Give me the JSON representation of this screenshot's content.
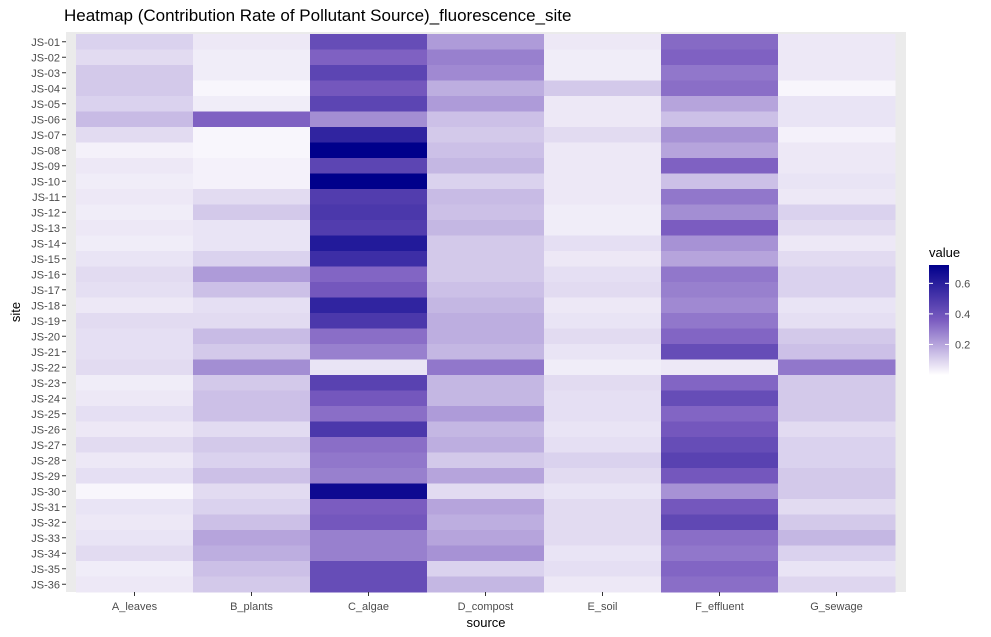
{
  "chart_data": {
    "type": "heatmap",
    "title": "Heatmap (Contribution Rate of Pollutant Source)_fluorescence_site",
    "xlabel": "source",
    "ylabel": "site",
    "x": [
      "A_leaves",
      "B_plants",
      "C_algae",
      "D_compost",
      "E_soil",
      "F_effluent",
      "G_sewage"
    ],
    "y": [
      "JS-01",
      "JS-02",
      "JS-03",
      "JS-04",
      "JS-05",
      "JS-06",
      "JS-07",
      "JS-08",
      "JS-09",
      "JS-10",
      "JS-11",
      "JS-12",
      "JS-13",
      "JS-14",
      "JS-15",
      "JS-16",
      "JS-17",
      "JS-18",
      "JS-19",
      "JS-20",
      "JS-21",
      "JS-22",
      "JS-23",
      "JS-24",
      "JS-25",
      "JS-26",
      "JS-27",
      "JS-28",
      "JS-29",
      "JS-30",
      "JS-31",
      "JS-32",
      "JS-33",
      "JS-34",
      "JS-35",
      "JS-36"
    ],
    "values": [
      [
        0.1,
        0.05,
        0.42,
        0.22,
        0.05,
        0.33,
        0.05
      ],
      [
        0.08,
        0.04,
        0.35,
        0.28,
        0.04,
        0.35,
        0.05
      ],
      [
        0.12,
        0.04,
        0.45,
        0.26,
        0.04,
        0.3,
        0.05
      ],
      [
        0.12,
        0.02,
        0.38,
        0.18,
        0.12,
        0.32,
        0.02
      ],
      [
        0.1,
        0.04,
        0.45,
        0.22,
        0.05,
        0.2,
        0.06
      ],
      [
        0.15,
        0.35,
        0.25,
        0.14,
        0.05,
        0.14,
        0.06
      ],
      [
        0.08,
        0.02,
        0.58,
        0.12,
        0.08,
        0.24,
        0.03
      ],
      [
        0.03,
        0.02,
        0.72,
        0.14,
        0.05,
        0.2,
        0.05
      ],
      [
        0.05,
        0.03,
        0.45,
        0.16,
        0.05,
        0.35,
        0.05
      ],
      [
        0.04,
        0.03,
        0.72,
        0.1,
        0.05,
        0.14,
        0.06
      ],
      [
        0.05,
        0.08,
        0.48,
        0.15,
        0.05,
        0.3,
        0.05
      ],
      [
        0.04,
        0.12,
        0.5,
        0.14,
        0.04,
        0.25,
        0.1
      ],
      [
        0.05,
        0.06,
        0.48,
        0.16,
        0.04,
        0.36,
        0.08
      ],
      [
        0.04,
        0.06,
        0.62,
        0.12,
        0.07,
        0.24,
        0.05
      ],
      [
        0.06,
        0.1,
        0.54,
        0.12,
        0.05,
        0.2,
        0.08
      ],
      [
        0.08,
        0.22,
        0.34,
        0.12,
        0.07,
        0.3,
        0.1
      ],
      [
        0.07,
        0.14,
        0.38,
        0.14,
        0.08,
        0.28,
        0.1
      ],
      [
        0.05,
        0.07,
        0.58,
        0.16,
        0.05,
        0.26,
        0.06
      ],
      [
        0.08,
        0.08,
        0.5,
        0.18,
        0.06,
        0.3,
        0.07
      ],
      [
        0.07,
        0.15,
        0.32,
        0.18,
        0.08,
        0.34,
        0.12
      ],
      [
        0.07,
        0.12,
        0.28,
        0.16,
        0.06,
        0.42,
        0.14
      ],
      [
        0.08,
        0.25,
        0.06,
        0.3,
        0.04,
        0.05,
        0.3
      ],
      [
        0.04,
        0.12,
        0.46,
        0.16,
        0.08,
        0.34,
        0.12
      ],
      [
        0.05,
        0.14,
        0.38,
        0.16,
        0.07,
        0.42,
        0.12
      ],
      [
        0.07,
        0.14,
        0.32,
        0.22,
        0.07,
        0.34,
        0.12
      ],
      [
        0.05,
        0.08,
        0.5,
        0.16,
        0.06,
        0.38,
        0.08
      ],
      [
        0.08,
        0.12,
        0.32,
        0.18,
        0.07,
        0.42,
        0.1
      ],
      [
        0.05,
        0.1,
        0.3,
        0.12,
        0.1,
        0.46,
        0.1
      ],
      [
        0.07,
        0.14,
        0.28,
        0.2,
        0.08,
        0.38,
        0.12
      ],
      [
        0.02,
        0.08,
        0.68,
        0.08,
        0.06,
        0.24,
        0.12
      ],
      [
        0.06,
        0.1,
        0.36,
        0.2,
        0.08,
        0.38,
        0.08
      ],
      [
        0.05,
        0.14,
        0.38,
        0.18,
        0.08,
        0.44,
        0.12
      ],
      [
        0.06,
        0.2,
        0.28,
        0.2,
        0.08,
        0.32,
        0.16
      ],
      [
        0.08,
        0.18,
        0.28,
        0.24,
        0.06,
        0.3,
        0.1
      ],
      [
        0.04,
        0.14,
        0.42,
        0.1,
        0.07,
        0.34,
        0.06
      ],
      [
        0.05,
        0.12,
        0.42,
        0.16,
        0.05,
        0.32,
        0.09
      ]
    ],
    "value_range": [
      0,
      0.72
    ],
    "colors": {
      "low": "#ffffff",
      "high": "#00008b",
      "mid": "#7b5cc0",
      "panel": "#ebebeb"
    },
    "legend": {
      "title": "value",
      "ticks": [
        0.2,
        0.4,
        0.6
      ],
      "placement": "right"
    },
    "grid": true
  }
}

**TO BE DONE**
Every line of the material is to be quoted exactly, with no pictures carried over.

**THE SOLUTION**
Give me the JSON representation of this screenshot's content.
{
  "chart_data": {
    "type": "heatmap",
    "title": "Heatmap (Contribution Rate of Pollutant Source)_fluorescence_site",
    "xlabel": "source",
    "ylabel": "site",
    "x": [
      "A_leaves",
      "B_plants",
      "C_algae",
      "D_compost",
      "E_soil",
      "F_effluent",
      "G_sewage"
    ],
    "y": [
      "JS-01",
      "JS-02",
      "JS-03",
      "JS-04",
      "JS-05",
      "JS-06",
      "JS-07",
      "JS-08",
      "JS-09",
      "JS-10",
      "JS-11",
      "JS-12",
      "JS-13",
      "JS-14",
      "JS-15",
      "JS-16",
      "JS-17",
      "JS-18",
      "JS-19",
      "JS-20",
      "JS-21",
      "JS-22",
      "JS-23",
      "JS-24",
      "JS-25",
      "JS-26",
      "JS-27",
      "JS-28",
      "JS-29",
      "JS-30",
      "JS-31",
      "JS-32",
      "JS-33",
      "JS-34",
      "JS-35",
      "JS-36"
    ],
    "values": [
      [
        0.1,
        0.05,
        0.42,
        0.22,
        0.05,
        0.33,
        0.05
      ],
      [
        0.08,
        0.04,
        0.35,
        0.28,
        0.04,
        0.35,
        0.05
      ],
      [
        0.12,
        0.04,
        0.45,
        0.26,
        0.04,
        0.3,
        0.05
      ],
      [
        0.12,
        0.02,
        0.38,
        0.18,
        0.12,
        0.32,
        0.02
      ],
      [
        0.1,
        0.04,
        0.45,
        0.22,
        0.05,
        0.2,
        0.06
      ],
      [
        0.15,
        0.35,
        0.25,
        0.14,
        0.05,
        0.14,
        0.06
      ],
      [
        0.08,
        0.02,
        0.58,
        0.12,
        0.08,
        0.24,
        0.03
      ],
      [
        0.03,
        0.02,
        0.72,
        0.14,
        0.05,
        0.2,
        0.05
      ],
      [
        0.05,
        0.03,
        0.45,
        0.16,
        0.05,
        0.35,
        0.05
      ],
      [
        0.04,
        0.03,
        0.72,
        0.1,
        0.05,
        0.14,
        0.06
      ],
      [
        0.05,
        0.08,
        0.48,
        0.15,
        0.05,
        0.3,
        0.05
      ],
      [
        0.04,
        0.12,
        0.5,
        0.14,
        0.04,
        0.25,
        0.1
      ],
      [
        0.05,
        0.06,
        0.48,
        0.16,
        0.04,
        0.36,
        0.08
      ],
      [
        0.04,
        0.06,
        0.62,
        0.12,
        0.07,
        0.24,
        0.05
      ],
      [
        0.06,
        0.1,
        0.54,
        0.12,
        0.05,
        0.2,
        0.08
      ],
      [
        0.08,
        0.22,
        0.34,
        0.12,
        0.07,
        0.3,
        0.1
      ],
      [
        0.07,
        0.14,
        0.38,
        0.14,
        0.08,
        0.28,
        0.1
      ],
      [
        0.05,
        0.07,
        0.58,
        0.16,
        0.05,
        0.26,
        0.06
      ],
      [
        0.08,
        0.08,
        0.5,
        0.18,
        0.06,
        0.3,
        0.07
      ],
      [
        0.07,
        0.15,
        0.32,
        0.18,
        0.08,
        0.34,
        0.12
      ],
      [
        0.07,
        0.12,
        0.28,
        0.16,
        0.06,
        0.42,
        0.14
      ],
      [
        0.08,
        0.25,
        0.06,
        0.3,
        0.04,
        0.05,
        0.3
      ],
      [
        0.04,
        0.12,
        0.46,
        0.16,
        0.08,
        0.34,
        0.12
      ],
      [
        0.05,
        0.14,
        0.38,
        0.16,
        0.07,
        0.42,
        0.12
      ],
      [
        0.07,
        0.14,
        0.32,
        0.22,
        0.07,
        0.34,
        0.12
      ],
      [
        0.05,
        0.08,
        0.5,
        0.16,
        0.06,
        0.38,
        0.08
      ],
      [
        0.08,
        0.12,
        0.32,
        0.18,
        0.07,
        0.42,
        0.1
      ],
      [
        0.05,
        0.1,
        0.3,
        0.12,
        0.1,
        0.46,
        0.1
      ],
      [
        0.07,
        0.14,
        0.28,
        0.2,
        0.08,
        0.38,
        0.12
      ],
      [
        0.02,
        0.08,
        0.68,
        0.08,
        0.06,
        0.24,
        0.12
      ],
      [
        0.06,
        0.1,
        0.36,
        0.2,
        0.08,
        0.38,
        0.08
      ],
      [
        0.05,
        0.14,
        0.38,
        0.18,
        0.08,
        0.44,
        0.12
      ],
      [
        0.06,
        0.2,
        0.28,
        0.2,
        0.08,
        0.32,
        0.16
      ],
      [
        0.08,
        0.18,
        0.28,
        0.24,
        0.06,
        0.3,
        0.1
      ],
      [
        0.04,
        0.14,
        0.42,
        0.1,
        0.07,
        0.34,
        0.06
      ],
      [
        0.05,
        0.12,
        0.42,
        0.16,
        0.05,
        0.32,
        0.09
      ]
    ],
    "value_range": [
      0,
      0.72
    ],
    "colors": {
      "low": "#ffffff",
      "high": "#00008b",
      "mid": "#7b5cc0",
      "panel": "#ebebeb"
    },
    "legend": {
      "title": "value",
      "ticks": [
        0.2,
        0.4,
        0.6
      ],
      "placement": "right"
    },
    "grid": true
  }
}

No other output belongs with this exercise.